Assignment. List each line of the data in which the string "Sugars" appears.

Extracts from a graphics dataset

= = = = =

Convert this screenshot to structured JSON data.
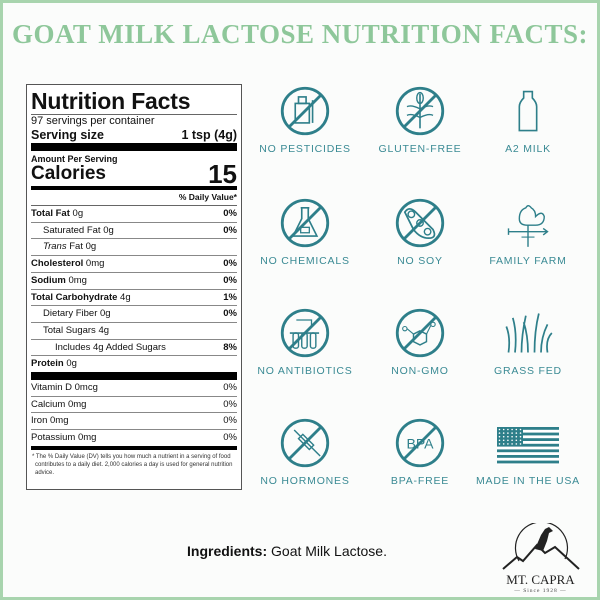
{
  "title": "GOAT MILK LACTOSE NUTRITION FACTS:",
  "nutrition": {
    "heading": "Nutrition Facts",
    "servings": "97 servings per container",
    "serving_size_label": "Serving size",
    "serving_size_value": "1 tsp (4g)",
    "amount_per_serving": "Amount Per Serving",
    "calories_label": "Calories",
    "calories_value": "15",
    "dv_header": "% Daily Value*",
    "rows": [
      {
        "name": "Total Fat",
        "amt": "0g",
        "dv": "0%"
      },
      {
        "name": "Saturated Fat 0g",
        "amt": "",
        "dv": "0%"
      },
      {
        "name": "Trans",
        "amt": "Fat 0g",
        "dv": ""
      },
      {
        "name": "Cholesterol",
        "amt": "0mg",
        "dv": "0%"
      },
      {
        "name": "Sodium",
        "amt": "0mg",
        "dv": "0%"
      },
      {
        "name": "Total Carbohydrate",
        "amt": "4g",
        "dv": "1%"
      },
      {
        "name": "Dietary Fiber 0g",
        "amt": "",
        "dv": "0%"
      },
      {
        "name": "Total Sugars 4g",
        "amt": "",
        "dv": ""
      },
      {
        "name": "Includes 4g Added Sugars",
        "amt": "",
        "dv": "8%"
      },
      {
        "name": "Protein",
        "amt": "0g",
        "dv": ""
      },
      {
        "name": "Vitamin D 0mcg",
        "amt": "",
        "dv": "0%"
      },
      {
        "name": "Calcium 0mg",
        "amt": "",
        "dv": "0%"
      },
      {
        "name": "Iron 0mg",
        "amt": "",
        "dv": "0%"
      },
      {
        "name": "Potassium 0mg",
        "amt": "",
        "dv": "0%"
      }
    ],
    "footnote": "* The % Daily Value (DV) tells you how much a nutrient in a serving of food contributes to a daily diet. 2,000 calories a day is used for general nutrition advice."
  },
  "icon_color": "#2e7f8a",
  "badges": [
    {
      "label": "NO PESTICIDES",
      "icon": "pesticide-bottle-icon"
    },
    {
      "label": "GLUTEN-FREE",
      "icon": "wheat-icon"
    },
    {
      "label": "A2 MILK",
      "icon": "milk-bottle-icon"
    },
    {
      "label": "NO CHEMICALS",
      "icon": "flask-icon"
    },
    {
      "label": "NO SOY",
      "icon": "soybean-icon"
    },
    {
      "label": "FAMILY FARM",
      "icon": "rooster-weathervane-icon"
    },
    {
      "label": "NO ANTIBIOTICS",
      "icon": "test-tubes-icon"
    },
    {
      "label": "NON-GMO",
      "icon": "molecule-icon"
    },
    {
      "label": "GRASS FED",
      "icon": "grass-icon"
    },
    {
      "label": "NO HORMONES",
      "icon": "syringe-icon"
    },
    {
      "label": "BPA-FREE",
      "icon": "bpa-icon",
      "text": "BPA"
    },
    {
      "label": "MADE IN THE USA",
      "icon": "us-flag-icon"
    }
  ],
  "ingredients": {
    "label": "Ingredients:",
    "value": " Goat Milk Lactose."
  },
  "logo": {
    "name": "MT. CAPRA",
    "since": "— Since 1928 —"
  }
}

= = = = =

Solved exercise.
        "name": "Total Sugars 4g",
        "name": "Includes 4g Added Sugars",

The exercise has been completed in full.